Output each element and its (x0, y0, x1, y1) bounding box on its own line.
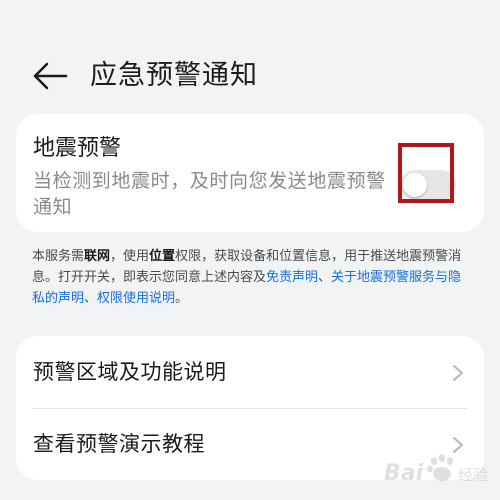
chevron-right-icon (453, 365, 463, 381)
menu-item-label: 查看预警演示教程 (33, 432, 205, 456)
notice-text: 、 (318, 270, 332, 285)
notice-bold-network: 联网 (84, 249, 111, 264)
header-bar: 应急预警通知 (0, 44, 500, 108)
arrow-left-icon[interactable] (30, 58, 70, 94)
notice-text: 。 (175, 291, 189, 306)
menu-item-label: 预警区域及功能说明 (33, 360, 227, 384)
notice-bold-location: 位置 (149, 249, 176, 264)
service-notice: 本服务需联网，使用位置权限，获取设备和位置信息，用于推送地震预警消息。打开开关，… (32, 246, 472, 309)
toggle-knob (403, 173, 427, 197)
disclaimer-link[interactable]: 免责声明 (266, 270, 318, 285)
earthquake-warning-description: 当检测到地震时，及时向您发送地震预警通知 (33, 170, 386, 218)
earthquake-warning-title: 地震预警 (33, 136, 122, 161)
svg-text:Bai: Bai (384, 461, 424, 486)
menu-item-warning-area[interactable]: 预警区域及功能说明 (16, 336, 484, 408)
notice-text: 本服务需 (32, 249, 85, 264)
page-title: 应急预警通知 (90, 60, 258, 91)
earthquake-warning-toggle[interactable] (400, 170, 456, 200)
notice-text: 、 (84, 291, 98, 306)
notice-text: ，使用 (110, 249, 150, 264)
svg-text:经验: 经验 (458, 466, 488, 484)
permission-usage-link[interactable]: 权限使用说明 (97, 291, 175, 306)
baidu-watermark-logo: Bai 经验 (384, 454, 488, 486)
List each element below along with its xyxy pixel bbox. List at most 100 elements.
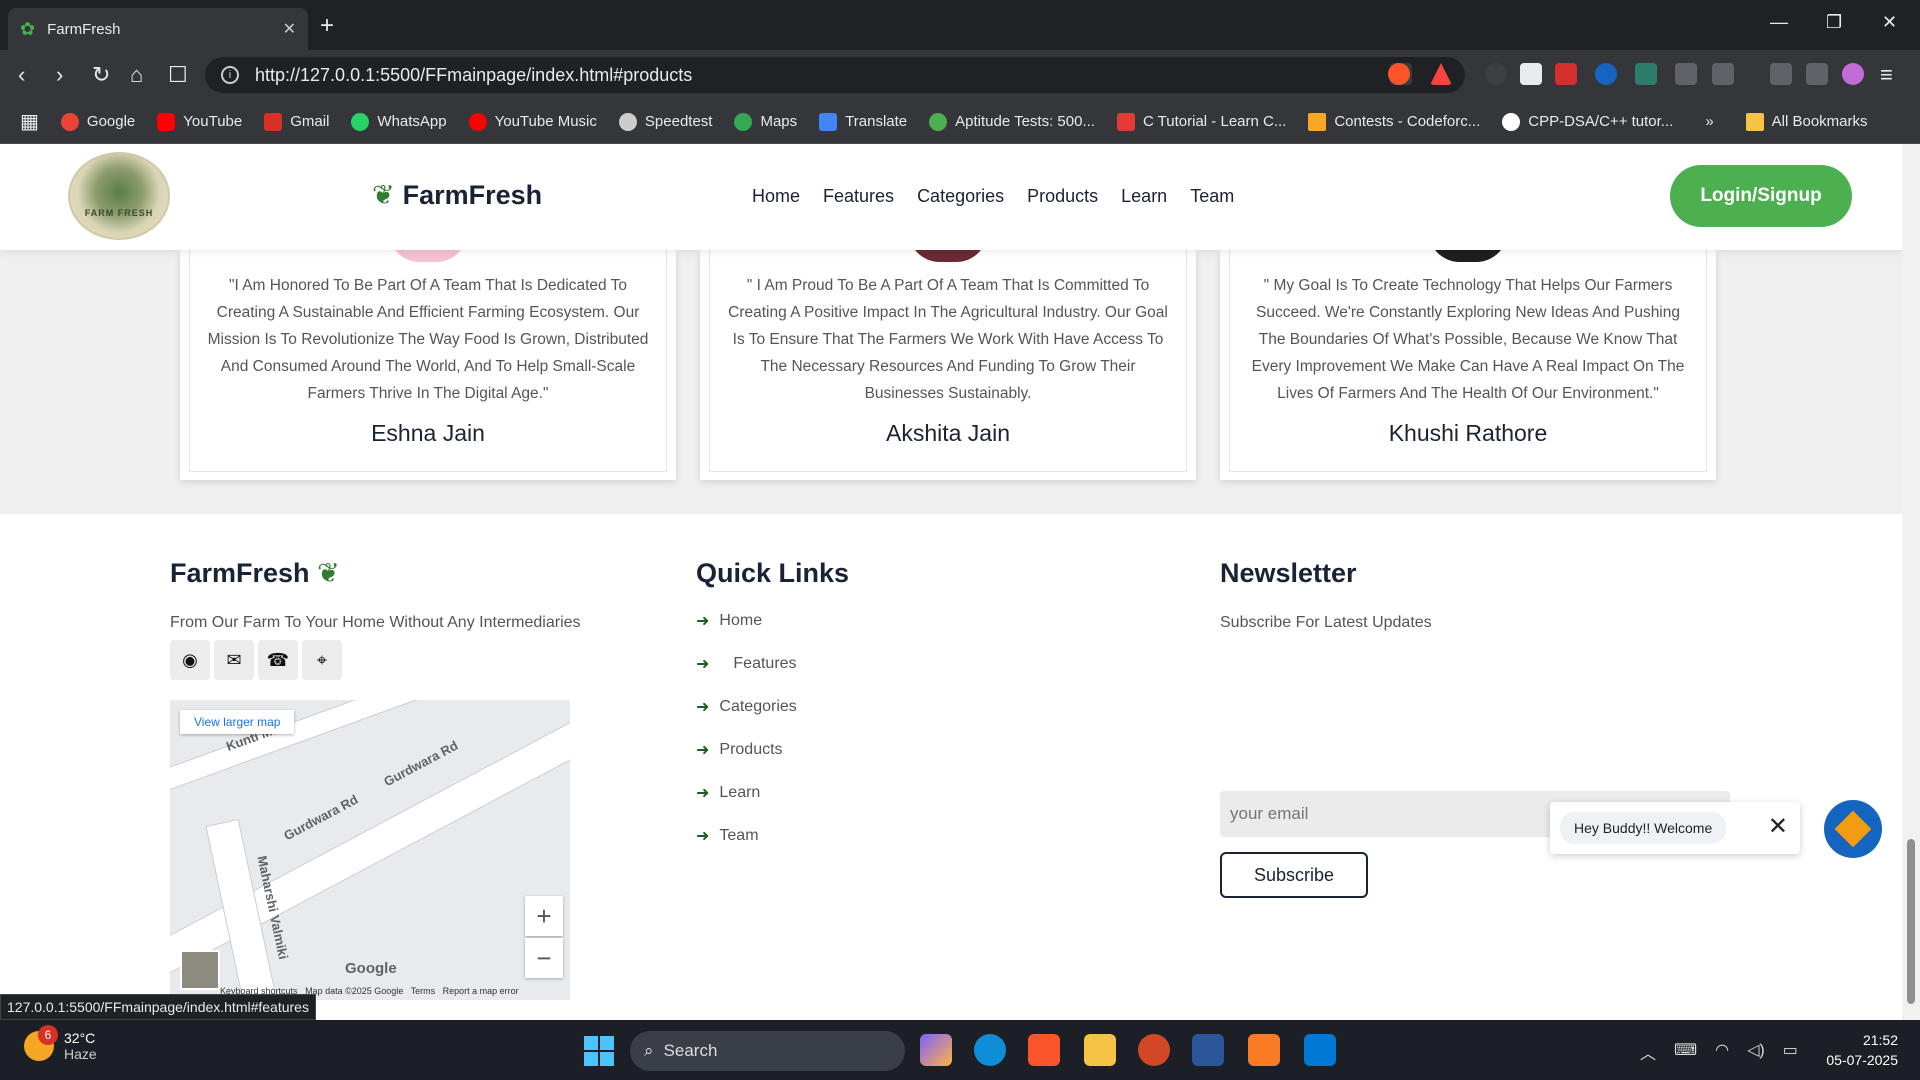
nav-learn[interactable]: Learn xyxy=(1121,186,1167,207)
street-label: Gurdwara Rd xyxy=(381,737,461,790)
nav-features[interactable]: Features xyxy=(823,186,894,207)
team-card: " My Goal Is To Create Technology That H… xyxy=(1220,230,1716,480)
minimize-button[interactable]: — xyxy=(1770,12,1788,33)
profile-avatar[interactable] xyxy=(1842,63,1864,85)
close-chat-popup-icon[interactable]: ✕ xyxy=(1768,812,1788,841)
bookmark-gmail[interactable]: Gmail xyxy=(264,112,329,131)
bookmark-codeforces[interactable]: Contests - Codeforc... xyxy=(1308,112,1480,131)
audio-extension-icon[interactable] xyxy=(1595,63,1617,85)
taskbar-clock[interactable]: 21:52 05-07-2025 xyxy=(1818,1030,1898,1070)
vscode-icon[interactable] xyxy=(1304,1034,1336,1066)
chat-welcome-message: Hey Buddy!! Welcome xyxy=(1560,812,1727,844)
keyboard-icon[interactable]: ⌨ xyxy=(1674,1040,1697,1064)
windows-start-icon[interactable] xyxy=(584,1036,614,1066)
google-map[interactable]: Kunti Ma Gurdwara Rd Gurdwara Rd Maharsh… xyxy=(170,700,570,1000)
x-extension-icon[interactable] xyxy=(1520,63,1542,85)
restore-button[interactable]: ❐ xyxy=(1826,12,1842,33)
map-zoom-out-button[interactable]: − xyxy=(525,938,563,978)
team-quote: " My Goal Is To Create Technology That H… xyxy=(1251,277,1685,402)
bookmark-speedtest[interactable]: Speedtest xyxy=(618,112,712,131)
xampp-icon[interactable] xyxy=(1248,1034,1280,1066)
farm-fresh-logo[interactable]: FARM FRESH xyxy=(68,152,170,240)
brave-shield-icon[interactable] xyxy=(1388,63,1410,85)
quick-link-home[interactable]: ➜ Home xyxy=(696,611,762,631)
satellite-thumbnail[interactable] xyxy=(180,950,220,990)
forward-icon[interactable]: › xyxy=(56,62,63,88)
map-pin-icon[interactable]: ⌖ xyxy=(302,640,342,680)
word-icon[interactable] xyxy=(1192,1034,1224,1066)
bookmark-github[interactable]: CPP-DSA/C++ tutor... xyxy=(1502,112,1673,131)
reload-icon[interactable]: ↻ xyxy=(92,62,110,88)
team-card: " I Am Proud To Be A Part Of A Team That… xyxy=(700,230,1196,480)
edge-icon[interactable] xyxy=(974,1034,1006,1066)
browser-tab[interactable]: ✿ FarmFresh ✕ xyxy=(8,8,308,50)
subscribe-button[interactable]: Subscribe xyxy=(1220,852,1368,898)
back-icon[interactable]: ‹ xyxy=(18,62,25,88)
arrow-right-icon: ➜ xyxy=(696,656,710,673)
file-explorer-icon[interactable] xyxy=(1084,1034,1116,1066)
nav-products[interactable]: Products xyxy=(1027,186,1098,207)
close-tab-icon[interactable]: ✕ xyxy=(283,19,296,39)
download-icon[interactable] xyxy=(1770,63,1792,85)
page-scrollbar[interactable] xyxy=(1902,144,1920,1020)
leaf-icon: ❦ xyxy=(372,180,395,210)
leo-ai-icon[interactable] xyxy=(1806,63,1828,85)
reading-list-icon[interactable] xyxy=(1712,63,1734,85)
battery-icon[interactable]: ▭ xyxy=(1783,1040,1798,1064)
login-signup-button[interactable]: Login/Signup xyxy=(1670,165,1852,227)
quick-link-products[interactable]: ➜ Products xyxy=(696,740,783,760)
close-window-button[interactable]: ✕ xyxy=(1882,12,1897,33)
translate-icon xyxy=(819,112,838,131)
home-icon[interactable]: ⌂ xyxy=(130,62,143,88)
terms-link[interactable]: Terms xyxy=(411,986,436,996)
quick-link-learn[interactable]: ➜ Learn xyxy=(696,783,760,803)
new-tab-button[interactable]: + xyxy=(320,12,334,40)
nav-home[interactable]: Home xyxy=(752,186,800,207)
bookmark-youtube-music[interactable]: YouTube Music xyxy=(468,112,597,131)
map-data-text: Map data ©2025 Google xyxy=(305,986,404,996)
address-bar[interactable]: i http://127.0.0.1:5500/FFmainpage/index… xyxy=(205,57,1465,93)
scrollbar-thumb[interactable] xyxy=(1907,839,1915,1004)
check-icon xyxy=(929,112,948,131)
all-bookmarks-folder[interactable]: All Bookmarks xyxy=(1745,112,1868,131)
volume-icon[interactable]: ◁) xyxy=(1747,1040,1765,1064)
report-map-error-link[interactable]: Report a map error xyxy=(443,986,519,996)
more-bookmarks-icon[interactable]: » xyxy=(1705,113,1713,130)
bookmark-c-tutorial[interactable]: C Tutorial - Learn C... xyxy=(1116,112,1286,131)
nav-team[interactable]: Team xyxy=(1190,186,1234,207)
quick-link-categories[interactable]: ➜ Categories xyxy=(696,697,797,717)
bookmark-translate[interactable]: Translate xyxy=(819,112,907,131)
quick-link-team[interactable]: ➜ Team xyxy=(696,826,759,846)
bookmark-icon[interactable]: ☐ xyxy=(168,62,188,88)
bookmark-whatsapp[interactable]: WhatsApp xyxy=(351,112,447,131)
view-larger-map-link[interactable]: View larger map xyxy=(180,710,295,734)
apps-grid-icon[interactable]: ▦ xyxy=(20,109,39,134)
bookmark-maps[interactable]: Maps xyxy=(734,112,797,131)
chat-cube-icon xyxy=(1834,810,1872,848)
weather-widget[interactable]: 6 32°C Haze xyxy=(24,1025,97,1062)
menu-icon[interactable]: ≡ xyxy=(1880,62,1893,88)
bookmark-aptitude[interactable]: Aptitude Tests: 500... xyxy=(929,112,1095,131)
brave-icon[interactable] xyxy=(1028,1034,1060,1066)
copilot-icon[interactable] xyxy=(920,1034,952,1066)
system-tray: ︿ ⌨ ◠ ◁) ▭ xyxy=(1640,1040,1798,1064)
envelope-icon[interactable]: ✉ xyxy=(214,640,254,680)
code-extension-icon[interactable] xyxy=(1635,63,1657,85)
nav-categories[interactable]: Categories xyxy=(917,186,1004,207)
red-extension-icon[interactable] xyxy=(1555,63,1577,85)
main-nav: Home Features Categories Products Learn … xyxy=(752,186,1234,207)
phone-icon[interactable]: ☎ xyxy=(258,640,298,680)
map-zoom-in-button[interactable]: + xyxy=(525,896,563,936)
dark-mode-extension-icon[interactable] xyxy=(1485,63,1507,85)
show-hidden-icons-icon[interactable]: ︿ xyxy=(1640,1040,1656,1064)
chat-launcher-button[interactable] xyxy=(1824,800,1882,858)
quick-link-features[interactable]: ➜ Features xyxy=(696,654,797,674)
puzzle-icon[interactable] xyxy=(1675,63,1697,85)
taskbar-search[interactable]: ⌕ Search xyxy=(630,1031,905,1071)
powerpoint-icon[interactable] xyxy=(1138,1034,1170,1066)
site-info-icon[interactable]: i xyxy=(221,66,239,84)
bookmark-youtube[interactable]: YouTube xyxy=(157,112,242,131)
bookmark-google[interactable]: Google xyxy=(60,112,135,131)
github-icon[interactable]: ◉ xyxy=(170,640,210,680)
wifi-icon[interactable]: ◠ xyxy=(1715,1040,1729,1064)
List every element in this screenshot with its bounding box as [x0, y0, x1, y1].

#### What is asked
In the records, replace "Buddy" with "Friend" in the lines starting with the one containing "nav-learn[interactable]: Learn xyxy=(1121,186,1167,207)" and going through the one containing "That H… xyxy=(1251,277,1685,402)". Return only those lines, with nothing else altered.

#### Solution to the exercise
nav-learn[interactable]: Learn xyxy=(1121,186,1167,207)
street-label: Gurdwara Rd xyxy=(381,737,461,790)
nav-features[interactable]: Features xyxy=(823,186,894,207)
team-card: " My Goal Is To Create Technology That H… xyxy=(1220,230,1716,480)
minimize-button[interactable]: — xyxy=(1770,12,1788,33)
profile-avatar[interactable] xyxy=(1842,63,1864,85)
close-chat-popup-icon[interactable]: ✕ xyxy=(1768,812,1788,841)
bookmark-gmail[interactable]: Gmail xyxy=(264,112,329,131)
bookmark-codeforces[interactable]: Contests - Codeforc... xyxy=(1308,112,1480,131)
audio-extension-icon[interactable] xyxy=(1595,63,1617,85)
taskbar-clock[interactable]: 21:52 05-07-2025 xyxy=(1818,1030,1898,1070)
vscode-icon[interactable] xyxy=(1304,1034,1336,1066)
chat-welcome-message: Hey Friend!! Welcome xyxy=(1560,812,1727,844)
keyboard-icon[interactable]: ⌨ xyxy=(1674,1040,1697,1064)
windows-start-icon[interactable] xyxy=(584,1036,614,1066)
google-map[interactable]: Kunti Ma Gurdwara Rd Gurdwara Rd Maharsh… xyxy=(170,700,570,1000)
x-extension-icon[interactable] xyxy=(1520,63,1542,85)
restore-button[interactable]: ❐ xyxy=(1826,12,1842,33)
map-zoom-out-button[interactable]: − xyxy=(525,938,563,978)
team-quote: " My Goal Is To Create Technology That H… xyxy=(1251,277,1685,402)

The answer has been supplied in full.